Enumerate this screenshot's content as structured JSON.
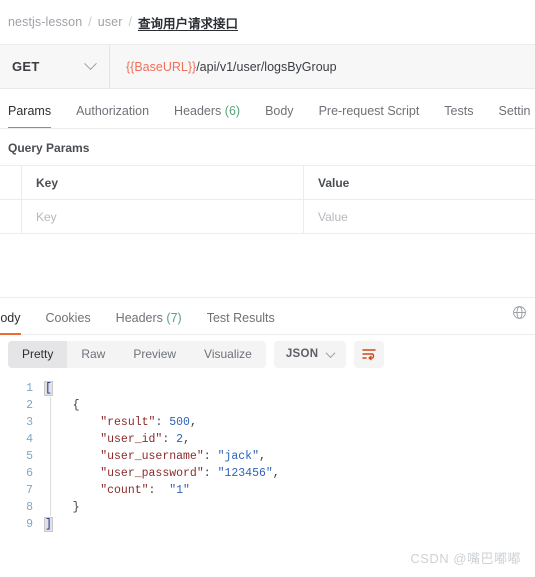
{
  "breadcrumb": {
    "collection": "nestjs-lesson",
    "folder": "user",
    "request": "查询用户请求接口",
    "separator": "/"
  },
  "request_bar": {
    "method": "GET",
    "url_variable": "{{BaseURL}}",
    "url_path": "/api/v1/user/logsByGroup",
    "method_dropdown_icon": "chevron-down-icon"
  },
  "request_tabs": [
    {
      "label": "Params",
      "active": true
    },
    {
      "label": "Authorization",
      "active": false
    },
    {
      "label": "Headers",
      "count": "(6)",
      "active": false
    },
    {
      "label": "Body",
      "active": false
    },
    {
      "label": "Pre-request Script",
      "active": false
    },
    {
      "label": "Tests",
      "active": false
    },
    {
      "label": "Settin",
      "active": false
    }
  ],
  "query_params": {
    "section_label": "Query Params",
    "columns": [
      "Key",
      "Value"
    ],
    "rows": [
      {
        "key_placeholder": "Key",
        "value_placeholder": "Value"
      }
    ]
  },
  "response_tabs": [
    {
      "label": "Body",
      "active": true
    },
    {
      "label": "Cookies",
      "active": false
    },
    {
      "label": "Headers",
      "count": "(7)",
      "active": false
    },
    {
      "label": "Test Results",
      "active": false
    }
  ],
  "response_toolbar": {
    "segments": [
      {
        "label": "Pretty",
        "active": true
      },
      {
        "label": "Raw",
        "active": false
      },
      {
        "label": "Preview",
        "active": false
      },
      {
        "label": "Visualize",
        "active": false
      }
    ],
    "format": "JSON",
    "format_dropdown_icon": "chevron-down-icon",
    "wrap_icon": "word-wrap-icon",
    "network_icon": "globe-icon"
  },
  "response_body": {
    "line_numbers": [
      "1",
      "2",
      "3",
      "4",
      "5",
      "6",
      "7",
      "8",
      "9"
    ],
    "lines": [
      {
        "n": "1",
        "segments": [
          {
            "t": "[",
            "c": "brk"
          }
        ]
      },
      {
        "n": "2",
        "segments": [
          {
            "t": "    ",
            "c": "pun"
          },
          {
            "t": "{",
            "c": "pun"
          }
        ]
      },
      {
        "n": "3",
        "segments": [
          {
            "t": "        ",
            "c": "pun"
          },
          {
            "t": "\"result\"",
            "c": "k"
          },
          {
            "t": ": ",
            "c": "pun"
          },
          {
            "t": "500",
            "c": "num"
          },
          {
            "t": ",",
            "c": "pun"
          }
        ]
      },
      {
        "n": "4",
        "segments": [
          {
            "t": "        ",
            "c": "pun"
          },
          {
            "t": "\"user_id\"",
            "c": "k"
          },
          {
            "t": ": ",
            "c": "pun"
          },
          {
            "t": "2",
            "c": "num"
          },
          {
            "t": ",",
            "c": "pun"
          }
        ]
      },
      {
        "n": "5",
        "segments": [
          {
            "t": "        ",
            "c": "pun"
          },
          {
            "t": "\"user_username\"",
            "c": "k"
          },
          {
            "t": ": ",
            "c": "pun"
          },
          {
            "t": "\"jack\"",
            "c": "str"
          },
          {
            "t": ",",
            "c": "pun"
          }
        ]
      },
      {
        "n": "6",
        "segments": [
          {
            "t": "        ",
            "c": "pun"
          },
          {
            "t": "\"user_password\"",
            "c": "k"
          },
          {
            "t": ": ",
            "c": "pun"
          },
          {
            "t": "\"123456\"",
            "c": "str"
          },
          {
            "t": ",",
            "c": "pun"
          }
        ]
      },
      {
        "n": "7",
        "segments": [
          {
            "t": "        ",
            "c": "pun"
          },
          {
            "t": "\"count\"",
            "c": "k"
          },
          {
            "t": ":  ",
            "c": "pun"
          },
          {
            "t": "\"1\"",
            "c": "str"
          }
        ]
      },
      {
        "n": "8",
        "segments": [
          {
            "t": "    ",
            "c": "pun"
          },
          {
            "t": "}",
            "c": "pun"
          }
        ]
      },
      {
        "n": "9",
        "segments": [
          {
            "t": "]",
            "c": "brk"
          }
        ]
      }
    ],
    "parsed": [
      {
        "result": 500,
        "user_id": 2,
        "user_username": "jack",
        "user_password": "123456",
        "count": "1"
      }
    ]
  },
  "watermark": "CSDN @嘴巴嘟嘟",
  "colors": {
    "accent": "#ef6c33",
    "variable": "#f1705a",
    "json_key": "#8a2b2b",
    "json_value": "#2e62b8",
    "line_number": "#7fa8c4",
    "count_badge": "#5aa27a"
  }
}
++++++++
** Requirement **
Copy each line containing the word "icon" from the data.

** Response **
    "method_dropdown_icon": "chevron-down-icon"
    "format_dropdown_icon": "chevron-down-icon",
    "wrap_icon": "word-wrap-icon",
    "network_icon": "globe-icon"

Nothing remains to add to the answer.